INSTRUCTION ▸
Write each record again exactly as it stands.

##### MATERIAL PROVIDED #####

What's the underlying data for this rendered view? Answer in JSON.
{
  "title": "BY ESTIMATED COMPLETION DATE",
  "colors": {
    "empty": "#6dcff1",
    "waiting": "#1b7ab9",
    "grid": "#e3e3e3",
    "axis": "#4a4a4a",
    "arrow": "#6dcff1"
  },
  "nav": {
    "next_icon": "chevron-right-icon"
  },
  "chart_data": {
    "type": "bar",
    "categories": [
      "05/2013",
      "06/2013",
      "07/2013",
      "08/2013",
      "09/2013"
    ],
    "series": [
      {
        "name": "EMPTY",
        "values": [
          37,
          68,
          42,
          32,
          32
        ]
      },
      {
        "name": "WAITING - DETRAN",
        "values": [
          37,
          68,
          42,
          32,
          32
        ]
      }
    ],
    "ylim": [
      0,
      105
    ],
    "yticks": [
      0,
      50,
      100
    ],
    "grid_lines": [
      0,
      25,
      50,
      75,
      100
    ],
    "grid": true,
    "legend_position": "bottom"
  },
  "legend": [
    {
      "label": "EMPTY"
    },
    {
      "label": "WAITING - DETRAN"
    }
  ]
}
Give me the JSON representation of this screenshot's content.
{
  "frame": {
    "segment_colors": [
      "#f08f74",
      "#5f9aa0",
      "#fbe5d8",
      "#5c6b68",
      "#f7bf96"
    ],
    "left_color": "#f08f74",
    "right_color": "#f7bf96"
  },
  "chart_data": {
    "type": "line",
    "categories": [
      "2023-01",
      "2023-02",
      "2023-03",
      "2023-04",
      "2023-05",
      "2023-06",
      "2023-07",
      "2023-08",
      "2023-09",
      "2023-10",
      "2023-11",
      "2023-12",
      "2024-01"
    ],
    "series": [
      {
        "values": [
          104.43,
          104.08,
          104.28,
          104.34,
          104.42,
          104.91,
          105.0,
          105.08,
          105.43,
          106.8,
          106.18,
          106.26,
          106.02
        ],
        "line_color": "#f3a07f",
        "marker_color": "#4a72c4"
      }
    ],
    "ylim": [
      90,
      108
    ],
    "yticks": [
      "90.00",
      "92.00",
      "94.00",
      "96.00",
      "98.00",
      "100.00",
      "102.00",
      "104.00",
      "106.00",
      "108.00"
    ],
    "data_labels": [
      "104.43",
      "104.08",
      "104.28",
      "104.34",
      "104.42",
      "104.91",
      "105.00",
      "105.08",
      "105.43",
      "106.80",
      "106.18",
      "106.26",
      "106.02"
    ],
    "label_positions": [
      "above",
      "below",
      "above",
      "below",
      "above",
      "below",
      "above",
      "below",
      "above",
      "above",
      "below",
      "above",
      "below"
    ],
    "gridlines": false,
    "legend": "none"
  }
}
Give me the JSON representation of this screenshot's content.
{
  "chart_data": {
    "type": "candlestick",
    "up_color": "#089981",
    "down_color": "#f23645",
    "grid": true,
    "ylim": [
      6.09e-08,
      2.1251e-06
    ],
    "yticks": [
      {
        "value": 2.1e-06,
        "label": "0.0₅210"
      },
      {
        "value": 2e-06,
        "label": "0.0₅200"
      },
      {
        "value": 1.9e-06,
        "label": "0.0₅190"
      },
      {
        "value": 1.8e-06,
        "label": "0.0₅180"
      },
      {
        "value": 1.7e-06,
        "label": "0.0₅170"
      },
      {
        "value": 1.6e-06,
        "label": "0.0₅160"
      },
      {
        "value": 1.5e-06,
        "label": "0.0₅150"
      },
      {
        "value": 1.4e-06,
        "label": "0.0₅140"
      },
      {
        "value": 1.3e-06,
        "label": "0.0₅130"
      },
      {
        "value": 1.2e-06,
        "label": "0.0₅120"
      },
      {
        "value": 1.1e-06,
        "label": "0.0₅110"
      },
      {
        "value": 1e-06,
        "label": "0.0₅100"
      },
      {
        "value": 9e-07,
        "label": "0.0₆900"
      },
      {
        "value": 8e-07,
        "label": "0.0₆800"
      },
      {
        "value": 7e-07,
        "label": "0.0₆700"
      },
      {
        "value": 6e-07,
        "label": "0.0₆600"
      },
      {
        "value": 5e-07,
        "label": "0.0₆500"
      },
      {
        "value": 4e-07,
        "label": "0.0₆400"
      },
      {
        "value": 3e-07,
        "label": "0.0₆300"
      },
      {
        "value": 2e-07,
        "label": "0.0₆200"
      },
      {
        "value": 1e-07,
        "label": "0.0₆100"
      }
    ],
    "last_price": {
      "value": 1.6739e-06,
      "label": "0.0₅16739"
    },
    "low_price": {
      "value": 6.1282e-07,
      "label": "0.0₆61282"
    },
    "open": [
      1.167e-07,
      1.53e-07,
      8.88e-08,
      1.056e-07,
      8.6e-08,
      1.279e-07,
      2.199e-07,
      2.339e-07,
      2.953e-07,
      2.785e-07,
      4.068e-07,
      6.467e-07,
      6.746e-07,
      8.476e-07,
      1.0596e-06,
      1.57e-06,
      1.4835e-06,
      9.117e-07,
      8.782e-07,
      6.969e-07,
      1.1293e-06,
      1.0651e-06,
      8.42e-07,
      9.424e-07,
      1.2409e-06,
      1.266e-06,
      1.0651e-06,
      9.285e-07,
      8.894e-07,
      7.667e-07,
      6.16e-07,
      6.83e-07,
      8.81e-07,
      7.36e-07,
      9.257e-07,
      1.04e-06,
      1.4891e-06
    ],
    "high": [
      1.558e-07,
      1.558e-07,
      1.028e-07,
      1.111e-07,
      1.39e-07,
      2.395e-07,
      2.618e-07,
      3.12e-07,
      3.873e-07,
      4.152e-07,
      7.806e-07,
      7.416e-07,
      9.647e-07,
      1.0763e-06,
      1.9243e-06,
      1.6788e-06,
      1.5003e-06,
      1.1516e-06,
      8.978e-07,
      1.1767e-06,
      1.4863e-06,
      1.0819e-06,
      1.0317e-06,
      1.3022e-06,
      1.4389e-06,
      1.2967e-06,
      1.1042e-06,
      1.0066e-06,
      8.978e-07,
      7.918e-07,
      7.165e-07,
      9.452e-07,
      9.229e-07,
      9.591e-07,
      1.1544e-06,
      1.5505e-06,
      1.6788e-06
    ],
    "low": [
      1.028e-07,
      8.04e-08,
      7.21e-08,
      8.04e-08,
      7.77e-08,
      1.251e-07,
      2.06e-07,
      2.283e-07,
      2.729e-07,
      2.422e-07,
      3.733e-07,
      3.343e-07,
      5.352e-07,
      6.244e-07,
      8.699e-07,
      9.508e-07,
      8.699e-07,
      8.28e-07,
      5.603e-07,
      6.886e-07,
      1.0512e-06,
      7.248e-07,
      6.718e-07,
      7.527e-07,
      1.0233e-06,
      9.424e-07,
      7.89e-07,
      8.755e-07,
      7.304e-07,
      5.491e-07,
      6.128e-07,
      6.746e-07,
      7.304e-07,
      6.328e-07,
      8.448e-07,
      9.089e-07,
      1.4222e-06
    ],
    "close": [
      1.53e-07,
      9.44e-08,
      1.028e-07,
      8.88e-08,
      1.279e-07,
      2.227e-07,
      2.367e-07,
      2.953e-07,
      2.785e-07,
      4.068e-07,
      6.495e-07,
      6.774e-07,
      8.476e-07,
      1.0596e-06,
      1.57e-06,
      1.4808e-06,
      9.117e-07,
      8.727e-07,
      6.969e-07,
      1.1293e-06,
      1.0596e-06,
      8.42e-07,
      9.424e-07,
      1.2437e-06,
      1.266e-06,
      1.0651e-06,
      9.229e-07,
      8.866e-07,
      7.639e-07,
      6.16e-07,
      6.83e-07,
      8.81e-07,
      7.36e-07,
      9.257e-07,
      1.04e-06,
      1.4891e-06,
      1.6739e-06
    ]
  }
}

#####

EXPECTED ANSWER ▸
What's the underlying data for this rendered view? Answer in JSON.
{
  "title": "BY ESTIMATED COMPLETION DATE",
  "colors": {
    "empty": "#6dcff1",
    "waiting": "#1b7ab9",
    "grid": "#e3e3e3",
    "axis": "#4a4a4a",
    "arrow": "#6dcff1"
  },
  "nav": {
    "next_icon": "chevron-right-icon"
  },
  "chart_data": {
    "type": "bar",
    "categories": [
      "05/2013",
      "06/2013",
      "07/2013",
      "08/2013",
      "09/2013"
    ],
    "series": [
      {
        "name": "EMPTY",
        "values": [
          37,
          68,
          42,
          32,
          32
        ]
      },
      {
        "name": "WAITING - DETRAN",
        "values": [
          37,
          68,
          42,
          32,
          32
        ]
      }
    ],
    "ylim": [
      0,
      105
    ],
    "yticks": [
      0,
      50,
      100
    ],
    "grid_lines": [
      0,
      25,
      50,
      75,
      100
    ],
    "grid": true,
    "legend_position": "bottom"
  },
  "legend": [
    {
      "label": "EMPTY"
    },
    {
      "label": "WAITING - DETRAN"
    }
  ]
}
Give me the JSON representation of this screenshot's content.
{
  "frame": {
    "segment_colors": [
      "#f08f74",
      "#5f9aa0",
      "#fbe5d8",
      "#5c6b68",
      "#f7bf96"
    ],
    "left_color": "#f08f74",
    "right_color": "#f7bf96"
  },
  "chart_data": {
    "type": "line",
    "categories": [
      "2023-01",
      "2023-02",
      "2023-03",
      "2023-04",
      "2023-05",
      "2023-06",
      "2023-07",
      "2023-08",
      "2023-09",
      "2023-10",
      "2023-11",
      "2023-12",
      "2024-01"
    ],
    "series": [
      {
        "values": [
          104.43,
          104.08,
          104.28,
          104.34,
          104.42,
          104.91,
          105.0,
          105.08,
          105.43,
          106.8,
          106.18,
          106.26,
          106.02
        ],
        "line_color": "#f3a07f",
        "marker_color": "#4a72c4"
      }
    ],
    "ylim": [
      90,
      108
    ],
    "yticks": [
      "90.00",
      "92.00",
      "94.00",
      "96.00",
      "98.00",
      "100.00",
      "102.00",
      "104.00",
      "106.00",
      "108.00"
    ],
    "data_labels": [
      "104.43",
      "104.08",
      "104.28",
      "104.34",
      "104.42",
      "104.91",
      "105.00",
      "105.08",
      "105.43",
      "106.80",
      "106.18",
      "106.26",
      "106.02"
    ],
    "label_positions": [
      "above",
      "below",
      "above",
      "below",
      "above",
      "below",
      "above",
      "below",
      "above",
      "above",
      "below",
      "above",
      "below"
    ],
    "gridlines": false,
    "legend": "none"
  }
}
Give me the JSON representation of this screenshot's content.
{
  "chart_data": {
    "type": "candlestick",
    "up_color": "#089981",
    "down_color": "#f23645",
    "grid": true,
    "ylim": [
      6.09e-08,
      2.1251e-06
    ],
    "yticks": [
      {
        "value": 2.1e-06,
        "label": "0.0₅210"
      },
      {
        "value": 2e-06,
        "label": "0.0₅200"
      },
      {
        "value": 1.9e-06,
        "label": "0.0₅190"
      },
      {
        "value": 1.8e-06,
        "label": "0.0₅180"
      },
      {
        "value": 1.7e-06,
        "label": "0.0₅170"
      },
      {
        "value": 1.6e-06,
        "label": "0.0₅160"
      },
      {
        "value": 1.5e-06,
        "label": "0.0₅150"
      },
      {
        "value": 1.4e-06,
        "label": "0.0₅140"
      },
      {
        "value": 1.3e-06,
        "label": "0.0₅130"
      },
      {
        "value": 1.2e-06,
        "label": "0.0₅120"
      },
      {
        "value": 1.1e-06,
        "label": "0.0₅110"
      },
      {
        "value": 1e-06,
        "label": "0.0₅100"
      },
      {
        "value": 9e-07,
        "label": "0.0₆900"
      },
      {
        "value": 8e-07,
        "label": "0.0₆800"
      },
      {
        "value": 7e-07,
        "label": "0.0₆700"
      },
      {
        "value": 6e-07,
        "label": "0.0₆600"
      },
      {
        "value": 5e-07,
        "label": "0.0₆500"
      },
      {
        "value": 4e-07,
        "label": "0.0₆400"
      },
      {
        "value": 3e-07,
        "label": "0.0₆300"
      },
      {
        "value": 2e-07,
        "label": "0.0₆200"
      },
      {
        "value": 1e-07,
        "label": "0.0₆100"
      }
    ],
    "last_price": {
      "value": 1.6739e-06,
      "label": "0.0₅16739"
    },
    "low_price": {
      "value": 6.1282e-07,
      "label": "0.0₆61282"
    },
    "open": [
      1.167e-07,
      1.53e-07,
      8.88e-08,
      1.056e-07,
      8.6e-08,
      1.279e-07,
      2.199e-07,
      2.339e-07,
      2.953e-07,
      2.785e-07,
      4.068e-07,
      6.467e-07,
      6.746e-07,
      8.476e-07,
      1.0596e-06,
      1.57e-06,
      1.4835e-06,
      9.117e-07,
      8.782e-07,
      6.969e-07,
      1.1293e-06,
      1.0651e-06,
      8.42e-07,
      9.424e-07,
      1.2409e-06,
      1.266e-06,
      1.0651e-06,
      9.285e-07,
      8.894e-07,
      7.667e-07,
      6.16e-07,
      6.83e-07,
      8.81e-07,
      7.36e-07,
      9.257e-07,
      1.04e-06,
      1.4891e-06
    ],
    "high": [
      1.558e-07,
      1.558e-07,
      1.028e-07,
      1.111e-07,
      1.39e-07,
      2.395e-07,
      2.618e-07,
      3.12e-07,
      3.873e-07,
      4.152e-07,
      7.806e-07,
      7.416e-07,
      9.647e-07,
      1.0763e-06,
      1.9243e-06,
      1.6788e-06,
      1.5003e-06,
      1.1516e-06,
      8.978e-07,
      1.1767e-06,
      1.4863e-06,
      1.0819e-06,
      1.0317e-06,
      1.3022e-06,
      1.4389e-06,
      1.2967e-06,
      1.1042e-06,
      1.0066e-06,
      8.978e-07,
      7.918e-07,
      7.165e-07,
      9.452e-07,
      9.229e-07,
      9.591e-07,
      1.1544e-06,
      1.5505e-06,
      1.6788e-06
    ],
    "low": [
      1.028e-07,
      8.04e-08,
      7.21e-08,
      8.04e-08,
      7.77e-08,
      1.251e-07,
      2.06e-07,
      2.283e-07,
      2.729e-07,
      2.422e-07,
      3.733e-07,
      3.343e-07,
      5.352e-07,
      6.244e-07,
      8.699e-07,
      9.508e-07,
      8.699e-07,
      8.28e-07,
      5.603e-07,
      6.886e-07,
      1.0512e-06,
      7.248e-07,
      6.718e-07,
      7.527e-07,
      1.0233e-06,
      9.424e-07,
      7.89e-07,
      8.755e-07,
      7.304e-07,
      5.491e-07,
      6.128e-07,
      6.746e-07,
      7.304e-07,
      6.328e-07,
      8.448e-07,
      9.089e-07,
      1.4222e-06
    ],
    "close": [
      1.53e-07,
      9.44e-08,
      1.028e-07,
      8.88e-08,
      1.279e-07,
      2.227e-07,
      2.367e-07,
      2.953e-07,
      2.785e-07,
      4.068e-07,
      6.495e-07,
      6.774e-07,
      8.476e-07,
      1.0596e-06,
      1.57e-06,
      1.4808e-06,
      9.117e-07,
      8.727e-07,
      6.969e-07,
      1.1293e-06,
      1.0596e-06,
      8.42e-07,
      9.424e-07,
      1.2437e-06,
      1.266e-06,
      1.0651e-06,
      9.229e-07,
      8.866e-07,
      7.639e-07,
      6.16e-07,
      6.83e-07,
      8.81e-07,
      7.36e-07,
      9.257e-07,
      1.04e-06,
      1.4891e-06,
      1.6739e-06
    ]
  }
}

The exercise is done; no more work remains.